» Stated task
Isolate every line in the data with the string "искусства" and copy it.

» Given records
————————

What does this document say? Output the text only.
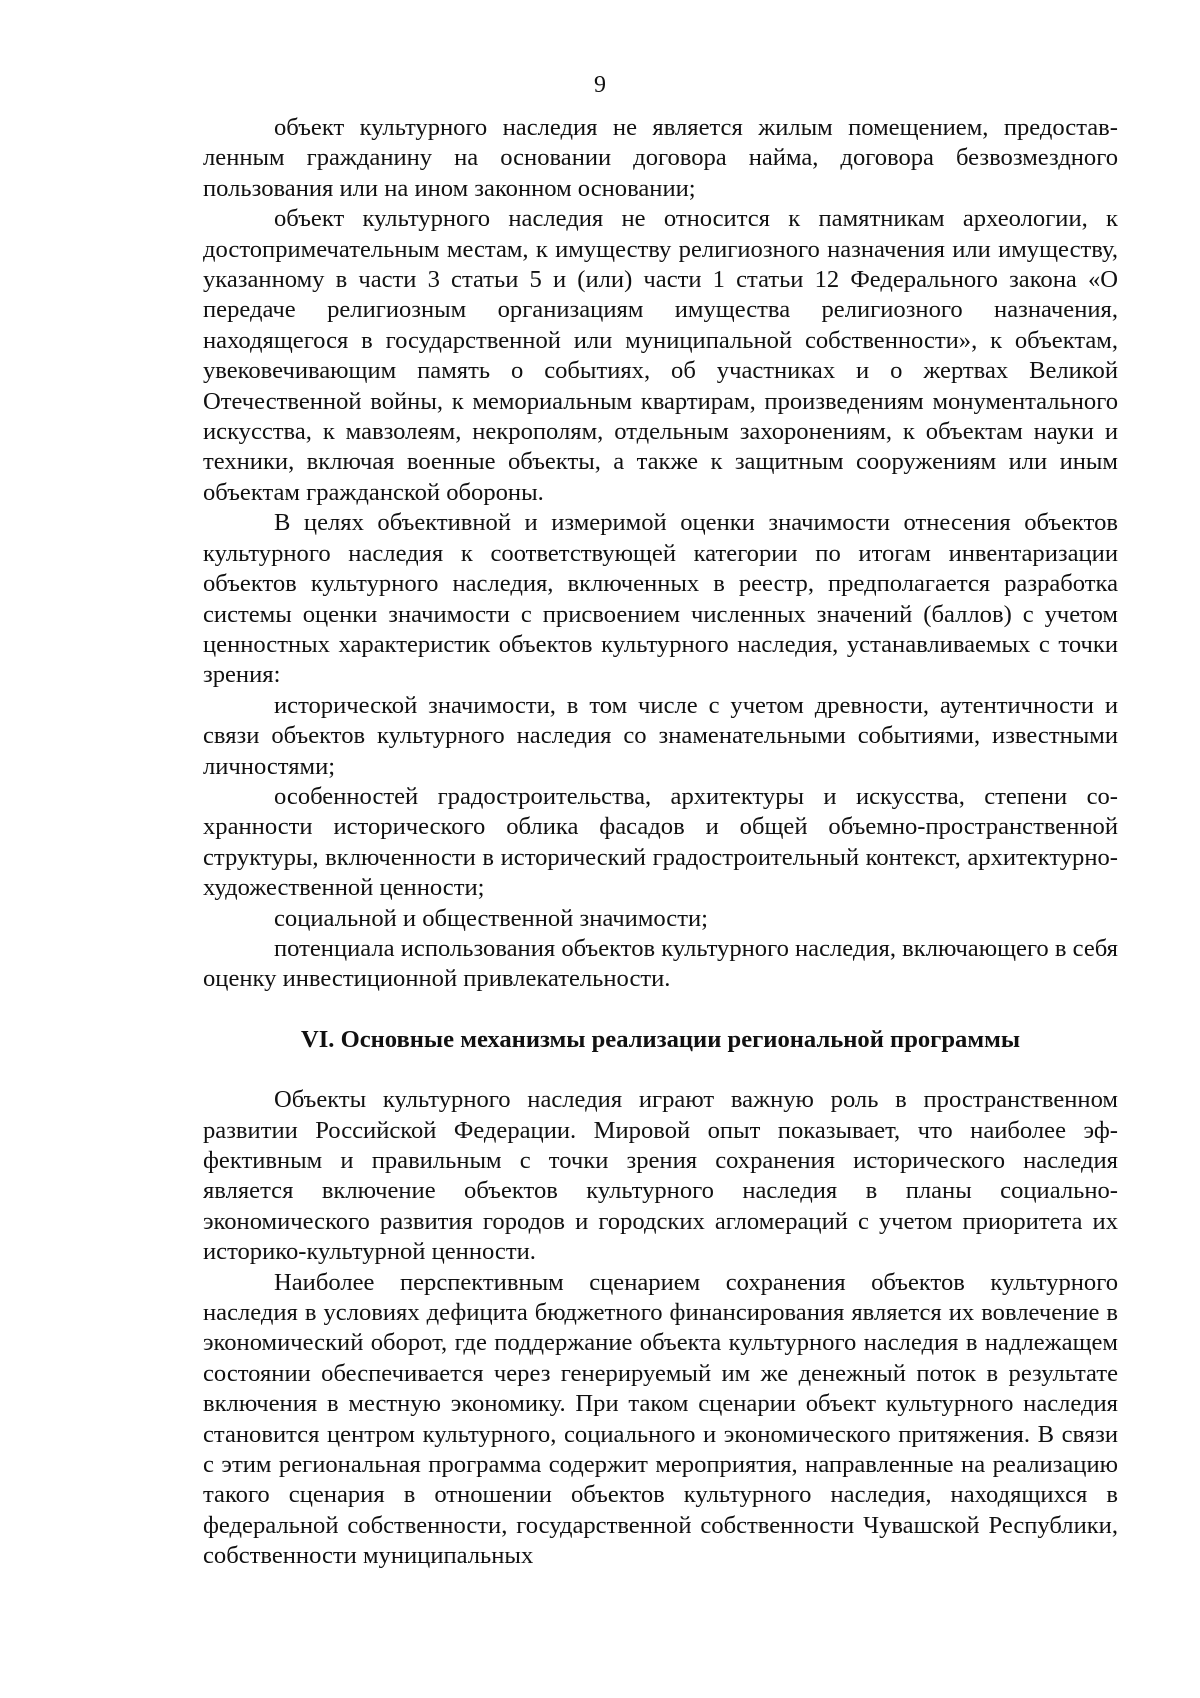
9

объект культурного наследия не является жилым помещением, предоставленным гражданину на основании договора найма, договора безвозмездного пользования или на ином законном основании;

объект культурного наследия не относится к памятникам археологии, к достопримечательным местам, к имуществу религиозного назначения или имуществу, указанному в части 3 статьи 5 и (или) части 1 статьи 12 Федерального закона «О передаче религиозным организациям имущества религиозного назначения, находящегося в государственной или муниципальной собственности», к объектам, увековечивающим память о событиях, об участниках и о жертвах Великой Отечественной войны, к мемориальным квартирам, произведениям монументального искусства, к мавзолеям, некрополям, отдельным захоронениям, к объектам науки и техники, включая военные объекты, а также к защитным сооружениям или иным объектам гражданской обороны.

В целях объективной и измеримой оценки значимости отнесения объектов культурного наследия к соответствующей категории по итогам инвентаризации объектов культурного наследия, включенных в реестр, предполагается разработка системы оценки значимости с присвоением численных значений (баллов) с учетом ценностных характеристик объектов культурного наследия, устанавливаемых с точки зрения:

исторической значимости, в том числе с учетом древности, аутентичности и связи объектов культурного наследия со знаменательными событиями, известными личностями;

особенностей градостроительства, архитектуры и искусства, степени сохранности исторического облика фасадов и общей объемно-пространственной структуры, включенности в исторический градостроительный контекст, архитектурно-художественной ценности;

социальной и общественной значимости;

потенциала использования объектов культурного наследия, включающего в себя оценку инвестиционной привлекательности.

VI. Основные механизмы реализации региональной программы

Объекты культурного наследия играют важную роль в пространственном развитии Российской Федерации. Мировой опыт показывает, что наиболее эффективным и правильным с точки зрения сохранения исторического наследия является включение объектов культурного наследия в планы социально-экономического развития городов и городских агломераций с учетом приоритета их историко-культурной ценности.

Наиболее перспективным сценарием сохранения объектов культурного наследия в условиях дефицита бюджетного финансирования является их вовлечение в экономический оборот, где поддержание объекта культурного наследия в надлежащем состоянии обеспечивается через генерируемый им же денежный поток в результате включения в местную экономику. При таком сценарии объект культурного наследия становится центром культурного, социального и экономического притяжения. В связи с этим региональная программа содержит мероприятия, направленные на реализацию такого сценария в отношении объектов культурного наследия, находящихся в федеральной собственности, государственной собственности Чувашской Республики, собственности муниципальных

————————

» Solution to the problem
объект культурного наследия не относится к памятникам археологии, к достопримечательным местам, к имуществу религиозного назначения или имуществу, указанному в части 3 статьи 5 и (или) части 1 статьи 12 Федерального закона «О передаче религиозным организациям имущества религиозного назначения, находящегося в государственной или муниципальной собственности», к объектам, увековечивающим память о событиях, об участниках и о жертвах Великой Отечественной войны, к мемориальным квартирам, произведениям монументального искусства, к мавзолеям, некрополям, отдельным захоронениям, к объектам науки и техники, включая военные объекты, а также к защитным сооружениям или иным объектам гражданской обороны.
особенностей градостроительства, архитектуры и искусства, степени сохранности исторического облика фасадов и общей объемно-пространственной структуры, включенности в исторический градостроительный контекст, архитектурно-художественной ценности;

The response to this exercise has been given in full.